## START Supplied entries
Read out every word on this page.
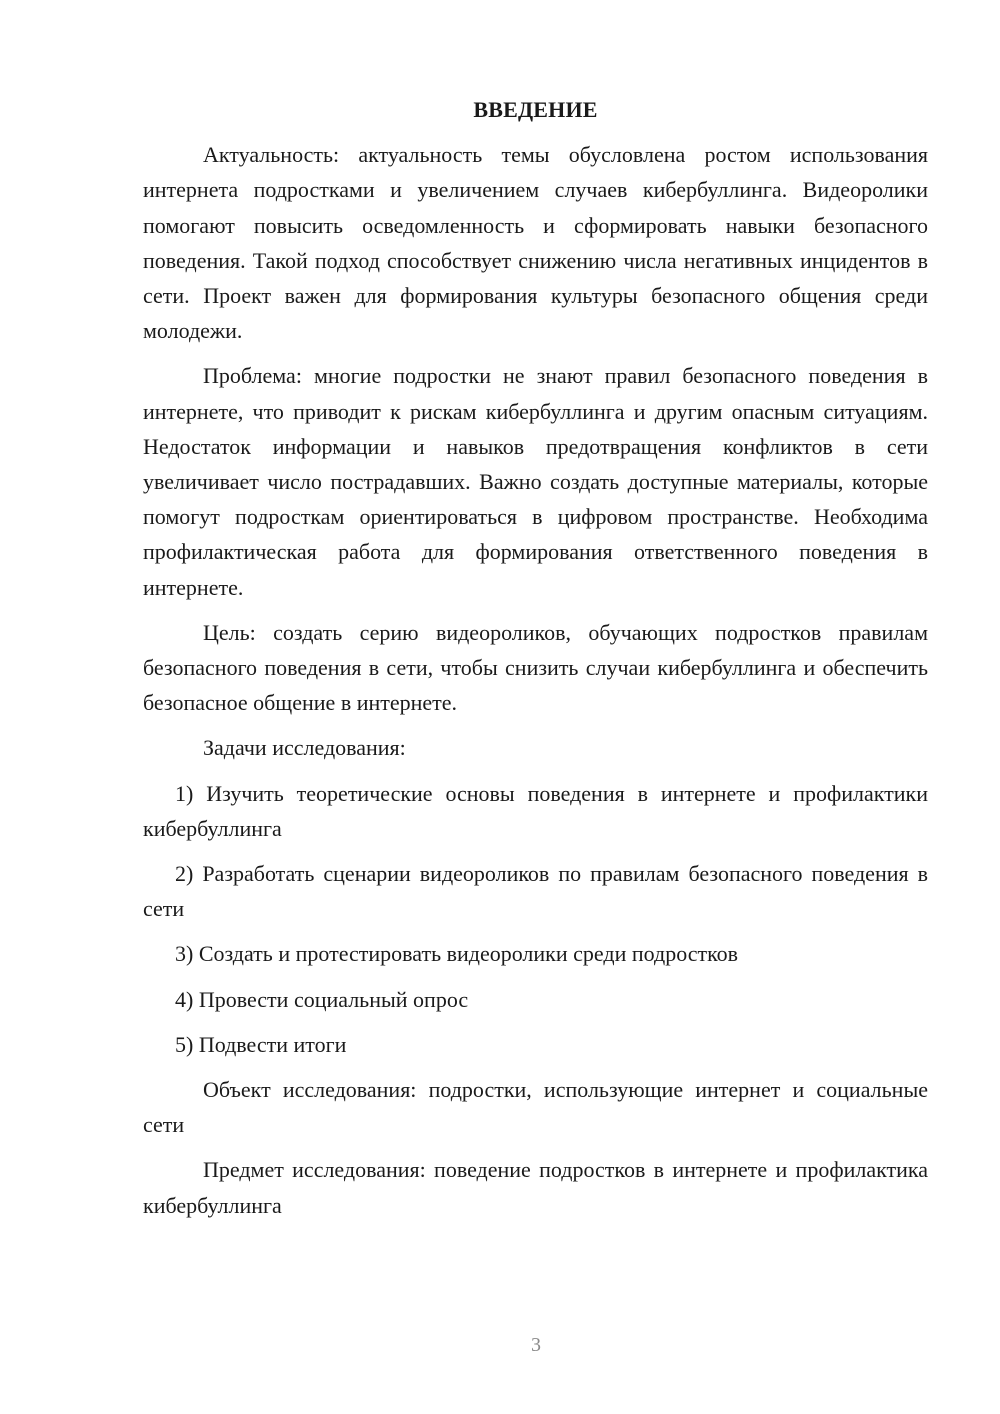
ВВЕДЕНИЕ

Актуальность: актуальность темы обусловлена ростом использования интернета подростками и увеличением случаев кибербуллинга. Видеоролики помогают повысить осведомленность и сформировать навыки безопасного поведения. Такой подход способствует снижению числа негативных инцидентов в сети. Проект важен для формирования культуры безопасного общения среди молодежи.

Проблема: многие подростки не знают правил безопасного поведения в интернете, что приводит к рискам кибербуллинга и другим опасным ситуациям. Недостаток информации и навыков предотвращения конфликтов в сети увеличивает число пострадавших. Важно создать доступные материалы, которые помогут подросткам ориентироваться в цифровом пространстве. Необходима профилактическая работа для формирования ответственного поведения в интернете.

Цель: создать серию видеороликов, обучающих подростков правилам безопасного поведения в сети, чтобы снизить случаи кибербуллинга и обеспечить безопасное общение в интернете.

Задачи исследования:

1) Изучить теоретические основы поведения в интернете и профилактики кибербуллинга

2) Разработать сценарии видеороликов по правилам безопасного поведения в сети

3) Создать и протестировать видеоролики среди подростков

4) Провести социальный опрос

5) Подвести итоги

Объект исследования: подростки, использующие интернет и социальные сети

Предмет исследования: поведение подростков в интернете и профилактика кибербуллинга

3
## END Supplied entries
Problem to work on - Keep the pictures out and write out the records exactly.

Task response -
Read out every word on this page.
ВВЕДЕНИЕ

Актуальность: актуальность темы обусловлена ростом использования интернета подростками и увеличением случаев кибербуллинга. Видеоролики помогают повысить осведомленность и сформировать навыки безопасного поведения. Такой подход способствует снижению числа негативных инцидентов в сети. Проект важен для формирования культуры безопасного общения среди молодежи.

Проблема: многие подростки не знают правил безопасного поведения в интернете, что приводит к рискам кибербуллинга и другим опасным ситуациям. Недостаток информации и навыков предотвращения конфликтов в сети увеличивает число пострадавших. Важно создать доступные материалы, которые помогут подросткам ориентироваться в цифровом пространстве. Необходима профилактическая работа для формирования ответственного поведения в интернете.

Цель: создать серию видеороликов, обучающих подростков правилам безопасного поведения в сети, чтобы снизить случаи кибербуллинга и обеспечить безопасное общение в интернете.

Задачи исследования:

1) Изучить теоретические основы поведения в интернете и профилактики кибербуллинга

2) Разработать сценарии видеороликов по правилам безопасного поведения в сети

3) Создать и протестировать видеоролики среди подростков

4) Провести социальный опрос

5) Подвести итоги

Объект исследования: подростки, использующие интернет и социальные сети

Предмет исследования: поведение подростков в интернете и профилактика кибербуллинга

3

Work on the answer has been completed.